- REQUIREMENT: Scan the data below. Pull out each line where "методики" occurs.

Dataset entries:
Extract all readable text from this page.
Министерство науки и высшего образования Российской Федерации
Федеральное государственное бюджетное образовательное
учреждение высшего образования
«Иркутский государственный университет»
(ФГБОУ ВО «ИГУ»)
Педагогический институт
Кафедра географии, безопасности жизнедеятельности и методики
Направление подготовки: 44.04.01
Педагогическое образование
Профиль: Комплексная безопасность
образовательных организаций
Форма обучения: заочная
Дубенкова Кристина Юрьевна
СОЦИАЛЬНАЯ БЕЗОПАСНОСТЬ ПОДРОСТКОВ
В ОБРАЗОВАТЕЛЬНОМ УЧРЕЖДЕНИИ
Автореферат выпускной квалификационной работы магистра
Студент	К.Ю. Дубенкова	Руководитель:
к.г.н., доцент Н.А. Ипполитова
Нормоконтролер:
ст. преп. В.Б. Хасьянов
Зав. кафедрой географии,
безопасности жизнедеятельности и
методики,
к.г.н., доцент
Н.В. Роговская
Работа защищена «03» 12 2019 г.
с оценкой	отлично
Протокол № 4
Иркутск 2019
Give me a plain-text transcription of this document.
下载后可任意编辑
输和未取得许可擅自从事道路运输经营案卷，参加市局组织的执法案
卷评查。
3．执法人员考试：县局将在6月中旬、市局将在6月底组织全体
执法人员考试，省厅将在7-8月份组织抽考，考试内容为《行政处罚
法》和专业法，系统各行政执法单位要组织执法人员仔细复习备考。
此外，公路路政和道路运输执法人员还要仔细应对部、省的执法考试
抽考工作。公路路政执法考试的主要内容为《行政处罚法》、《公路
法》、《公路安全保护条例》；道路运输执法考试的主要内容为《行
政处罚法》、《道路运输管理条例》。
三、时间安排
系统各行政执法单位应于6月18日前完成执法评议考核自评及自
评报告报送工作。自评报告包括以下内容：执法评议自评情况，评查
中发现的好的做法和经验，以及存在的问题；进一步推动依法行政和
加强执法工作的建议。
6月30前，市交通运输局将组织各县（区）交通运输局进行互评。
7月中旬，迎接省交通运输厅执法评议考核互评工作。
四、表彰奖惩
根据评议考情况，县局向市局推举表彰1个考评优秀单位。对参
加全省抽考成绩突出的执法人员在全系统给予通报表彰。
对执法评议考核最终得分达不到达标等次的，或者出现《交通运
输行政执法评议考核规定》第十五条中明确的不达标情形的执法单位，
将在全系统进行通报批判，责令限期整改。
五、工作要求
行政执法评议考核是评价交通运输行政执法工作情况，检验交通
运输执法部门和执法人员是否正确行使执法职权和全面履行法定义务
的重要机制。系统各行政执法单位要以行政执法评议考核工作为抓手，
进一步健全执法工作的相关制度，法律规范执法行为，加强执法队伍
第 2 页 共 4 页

- OUTPUT FOR THIS TASK:
Кафедра географии, безопасности жизнедеятельности и методики
методики,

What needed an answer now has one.